[start of ENTRIES SUPPLIED]
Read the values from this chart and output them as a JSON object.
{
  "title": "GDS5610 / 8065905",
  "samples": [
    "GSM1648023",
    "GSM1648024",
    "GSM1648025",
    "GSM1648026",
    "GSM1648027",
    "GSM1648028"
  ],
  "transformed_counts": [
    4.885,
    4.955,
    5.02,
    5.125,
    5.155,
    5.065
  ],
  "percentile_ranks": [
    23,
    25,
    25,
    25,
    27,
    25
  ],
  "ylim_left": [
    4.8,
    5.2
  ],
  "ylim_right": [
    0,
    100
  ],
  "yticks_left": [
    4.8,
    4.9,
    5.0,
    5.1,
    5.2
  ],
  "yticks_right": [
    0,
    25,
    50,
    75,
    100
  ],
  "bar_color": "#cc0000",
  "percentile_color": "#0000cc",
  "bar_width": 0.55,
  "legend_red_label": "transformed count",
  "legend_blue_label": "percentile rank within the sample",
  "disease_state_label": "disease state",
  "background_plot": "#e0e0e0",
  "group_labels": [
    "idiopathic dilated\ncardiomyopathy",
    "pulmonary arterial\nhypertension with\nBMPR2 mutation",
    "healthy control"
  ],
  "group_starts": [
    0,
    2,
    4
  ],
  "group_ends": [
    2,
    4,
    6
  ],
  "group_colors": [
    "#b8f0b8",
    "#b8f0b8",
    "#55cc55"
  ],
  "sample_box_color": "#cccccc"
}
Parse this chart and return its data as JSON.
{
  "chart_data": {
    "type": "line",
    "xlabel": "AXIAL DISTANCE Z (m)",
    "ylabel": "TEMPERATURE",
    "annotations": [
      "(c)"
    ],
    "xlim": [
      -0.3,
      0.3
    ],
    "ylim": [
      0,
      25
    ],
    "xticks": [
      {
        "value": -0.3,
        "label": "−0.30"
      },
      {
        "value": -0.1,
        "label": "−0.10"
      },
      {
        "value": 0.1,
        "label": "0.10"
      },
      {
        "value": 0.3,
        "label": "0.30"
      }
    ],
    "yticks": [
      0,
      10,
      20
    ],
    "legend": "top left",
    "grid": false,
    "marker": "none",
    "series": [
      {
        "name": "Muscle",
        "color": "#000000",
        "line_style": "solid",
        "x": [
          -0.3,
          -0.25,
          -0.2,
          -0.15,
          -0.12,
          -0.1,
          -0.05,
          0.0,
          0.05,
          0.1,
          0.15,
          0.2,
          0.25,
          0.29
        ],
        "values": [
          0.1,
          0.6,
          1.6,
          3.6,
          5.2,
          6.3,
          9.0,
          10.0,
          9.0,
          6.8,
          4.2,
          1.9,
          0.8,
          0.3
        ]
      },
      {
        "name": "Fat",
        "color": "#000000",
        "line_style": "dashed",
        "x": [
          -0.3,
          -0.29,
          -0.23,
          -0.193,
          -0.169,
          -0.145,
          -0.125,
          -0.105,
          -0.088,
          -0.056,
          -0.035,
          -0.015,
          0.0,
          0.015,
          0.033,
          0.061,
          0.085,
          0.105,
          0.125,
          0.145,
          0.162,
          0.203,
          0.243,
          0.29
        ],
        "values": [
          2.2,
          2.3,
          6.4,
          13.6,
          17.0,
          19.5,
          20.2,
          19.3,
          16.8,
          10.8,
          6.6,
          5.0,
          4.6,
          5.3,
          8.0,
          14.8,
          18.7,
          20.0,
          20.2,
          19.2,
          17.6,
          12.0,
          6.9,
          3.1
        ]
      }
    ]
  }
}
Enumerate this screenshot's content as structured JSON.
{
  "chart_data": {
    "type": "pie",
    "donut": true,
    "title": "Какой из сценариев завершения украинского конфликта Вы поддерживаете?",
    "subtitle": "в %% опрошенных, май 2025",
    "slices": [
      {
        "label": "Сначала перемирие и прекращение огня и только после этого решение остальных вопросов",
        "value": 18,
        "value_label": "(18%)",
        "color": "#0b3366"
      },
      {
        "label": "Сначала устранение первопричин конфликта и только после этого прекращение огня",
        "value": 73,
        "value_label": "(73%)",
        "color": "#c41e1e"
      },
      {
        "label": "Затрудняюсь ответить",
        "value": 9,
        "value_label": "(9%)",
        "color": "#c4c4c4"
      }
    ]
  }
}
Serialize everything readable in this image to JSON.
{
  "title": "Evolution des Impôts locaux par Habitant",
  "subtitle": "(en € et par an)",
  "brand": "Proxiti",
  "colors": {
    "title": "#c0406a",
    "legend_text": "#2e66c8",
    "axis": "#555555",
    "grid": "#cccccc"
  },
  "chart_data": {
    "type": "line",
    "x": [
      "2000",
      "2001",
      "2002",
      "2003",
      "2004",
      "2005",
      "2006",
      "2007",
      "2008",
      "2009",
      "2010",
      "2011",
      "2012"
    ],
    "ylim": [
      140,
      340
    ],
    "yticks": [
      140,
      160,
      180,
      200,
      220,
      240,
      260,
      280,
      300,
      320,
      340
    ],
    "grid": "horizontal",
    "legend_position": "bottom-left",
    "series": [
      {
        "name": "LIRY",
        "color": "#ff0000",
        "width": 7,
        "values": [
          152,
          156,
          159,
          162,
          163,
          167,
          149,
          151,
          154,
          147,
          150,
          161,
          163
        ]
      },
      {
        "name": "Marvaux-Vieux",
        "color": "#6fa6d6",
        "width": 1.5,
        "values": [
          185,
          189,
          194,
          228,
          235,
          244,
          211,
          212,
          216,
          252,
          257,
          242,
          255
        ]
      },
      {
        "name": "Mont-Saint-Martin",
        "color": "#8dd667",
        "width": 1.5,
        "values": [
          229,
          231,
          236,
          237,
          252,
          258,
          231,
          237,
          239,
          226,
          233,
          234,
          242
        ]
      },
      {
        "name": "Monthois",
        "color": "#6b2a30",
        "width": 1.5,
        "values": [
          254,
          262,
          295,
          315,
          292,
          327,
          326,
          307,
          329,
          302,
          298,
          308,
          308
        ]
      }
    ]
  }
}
[end of ENTRIES SUPPLIED]
▶ [PROBLEM]: Can you restate every record above word for word?

▶ [EXERCISE ANSWER]:
Read the values from this chart and output them as a JSON object.
{
  "title": "GDS5610 / 8065905",
  "samples": [
    "GSM1648023",
    "GSM1648024",
    "GSM1648025",
    "GSM1648026",
    "GSM1648027",
    "GSM1648028"
  ],
  "transformed_counts": [
    4.885,
    4.955,
    5.02,
    5.125,
    5.155,
    5.065
  ],
  "percentile_ranks": [
    23,
    25,
    25,
    25,
    27,
    25
  ],
  "ylim_left": [
    4.8,
    5.2
  ],
  "ylim_right": [
    0,
    100
  ],
  "yticks_left": [
    4.8,
    4.9,
    5.0,
    5.1,
    5.2
  ],
  "yticks_right": [
    0,
    25,
    50,
    75,
    100
  ],
  "bar_color": "#cc0000",
  "percentile_color": "#0000cc",
  "bar_width": 0.55,
  "legend_red_label": "transformed count",
  "legend_blue_label": "percentile rank within the sample",
  "disease_state_label": "disease state",
  "background_plot": "#e0e0e0",
  "group_labels": [
    "idiopathic dilated\ncardiomyopathy",
    "pulmonary arterial\nhypertension with\nBMPR2 mutation",
    "healthy control"
  ],
  "group_starts": [
    0,
    2,
    4
  ],
  "group_ends": [
    2,
    4,
    6
  ],
  "group_colors": [
    "#b8f0b8",
    "#b8f0b8",
    "#55cc55"
  ],
  "sample_box_color": "#cccccc"
}
Parse this chart and return its data as JSON.
{
  "chart_data": {
    "type": "line",
    "xlabel": "AXIAL DISTANCE Z (m)",
    "ylabel": "TEMPERATURE",
    "annotations": [
      "(c)"
    ],
    "xlim": [
      -0.3,
      0.3
    ],
    "ylim": [
      0,
      25
    ],
    "xticks": [
      {
        "value": -0.3,
        "label": "−0.30"
      },
      {
        "value": -0.1,
        "label": "−0.10"
      },
      {
        "value": 0.1,
        "label": "0.10"
      },
      {
        "value": 0.3,
        "label": "0.30"
      }
    ],
    "yticks": [
      0,
      10,
      20
    ],
    "legend": "top left",
    "grid": false,
    "marker": "none",
    "series": [
      {
        "name": "Muscle",
        "color": "#000000",
        "line_style": "solid",
        "x": [
          -0.3,
          -0.25,
          -0.2,
          -0.15,
          -0.12,
          -0.1,
          -0.05,
          0.0,
          0.05,
          0.1,
          0.15,
          0.2,
          0.25,
          0.29
        ],
        "values": [
          0.1,
          0.6,
          1.6,
          3.6,
          5.2,
          6.3,
          9.0,
          10.0,
          9.0,
          6.8,
          4.2,
          1.9,
          0.8,
          0.3
        ]
      },
      {
        "name": "Fat",
        "color": "#000000",
        "line_style": "dashed",
        "x": [
          -0.3,
          -0.29,
          -0.23,
          -0.193,
          -0.169,
          -0.145,
          -0.125,
          -0.105,
          -0.088,
          -0.056,
          -0.035,
          -0.015,
          0.0,
          0.015,
          0.033,
          0.061,
          0.085,
          0.105,
          0.125,
          0.145,
          0.162,
          0.203,
          0.243,
          0.29
        ],
        "values": [
          2.2,
          2.3,
          6.4,
          13.6,
          17.0,
          19.5,
          20.2,
          19.3,
          16.8,
          10.8,
          6.6,
          5.0,
          4.6,
          5.3,
          8.0,
          14.8,
          18.7,
          20.0,
          20.2,
          19.2,
          17.6,
          12.0,
          6.9,
          3.1
        ]
      }
    ]
  }
}
Enumerate this screenshot's content as structured JSON.
{
  "chart_data": {
    "type": "pie",
    "donut": true,
    "title": "Какой из сценариев завершения украинского конфликта Вы поддерживаете?",
    "subtitle": "в %% опрошенных, май 2025",
    "slices": [
      {
        "label": "Сначала перемирие и прекращение огня и только после этого решение остальных вопросов",
        "value": 18,
        "value_label": "(18%)",
        "color": "#0b3366"
      },
      {
        "label": "Сначала устранение первопричин конфликта и только после этого прекращение огня",
        "value": 73,
        "value_label": "(73%)",
        "color": "#c41e1e"
      },
      {
        "label": "Затрудняюсь ответить",
        "value": 9,
        "value_label": "(9%)",
        "color": "#c4c4c4"
      }
    ]
  }
}
Serialize everything readable in this image to JSON.
{
  "title": "Evolution des Impôts locaux par Habitant",
  "subtitle": "(en € et par an)",
  "brand": "Proxiti",
  "colors": {
    "title": "#c0406a",
    "legend_text": "#2e66c8",
    "axis": "#555555",
    "grid": "#cccccc"
  },
  "chart_data": {
    "type": "line",
    "x": [
      "2000",
      "2001",
      "2002",
      "2003",
      "2004",
      "2005",
      "2006",
      "2007",
      "2008",
      "2009",
      "2010",
      "2011",
      "2012"
    ],
    "ylim": [
      140,
      340
    ],
    "yticks": [
      140,
      160,
      180,
      200,
      220,
      240,
      260,
      280,
      300,
      320,
      340
    ],
    "grid": "horizontal",
    "legend_position": "bottom-left",
    "series": [
      {
        "name": "LIRY",
        "color": "#ff0000",
        "width": 7,
        "values": [
          152,
          156,
          159,
          162,
          163,
          167,
          149,
          151,
          154,
          147,
          150,
          161,
          163
        ]
      },
      {
        "name": "Marvaux-Vieux",
        "color": "#6fa6d6",
        "width": 1.5,
        "values": [
          185,
          189,
          194,
          228,
          235,
          244,
          211,
          212,
          216,
          252,
          257,
          242,
          255
        ]
      },
      {
        "name": "Mont-Saint-Martin",
        "color": "#8dd667",
        "width": 1.5,
        "values": [
          229,
          231,
          236,
          237,
          252,
          258,
          231,
          237,
          239,
          226,
          233,
          234,
          242
        ]
      },
      {
        "name": "Monthois",
        "color": "#6b2a30",
        "width": 1.5,
        "values": [
          254,
          262,
          295,
          315,
          292,
          327,
          326,
          307,
          329,
          302,
          298,
          308,
          308
        ]
      }
    ]
  }
}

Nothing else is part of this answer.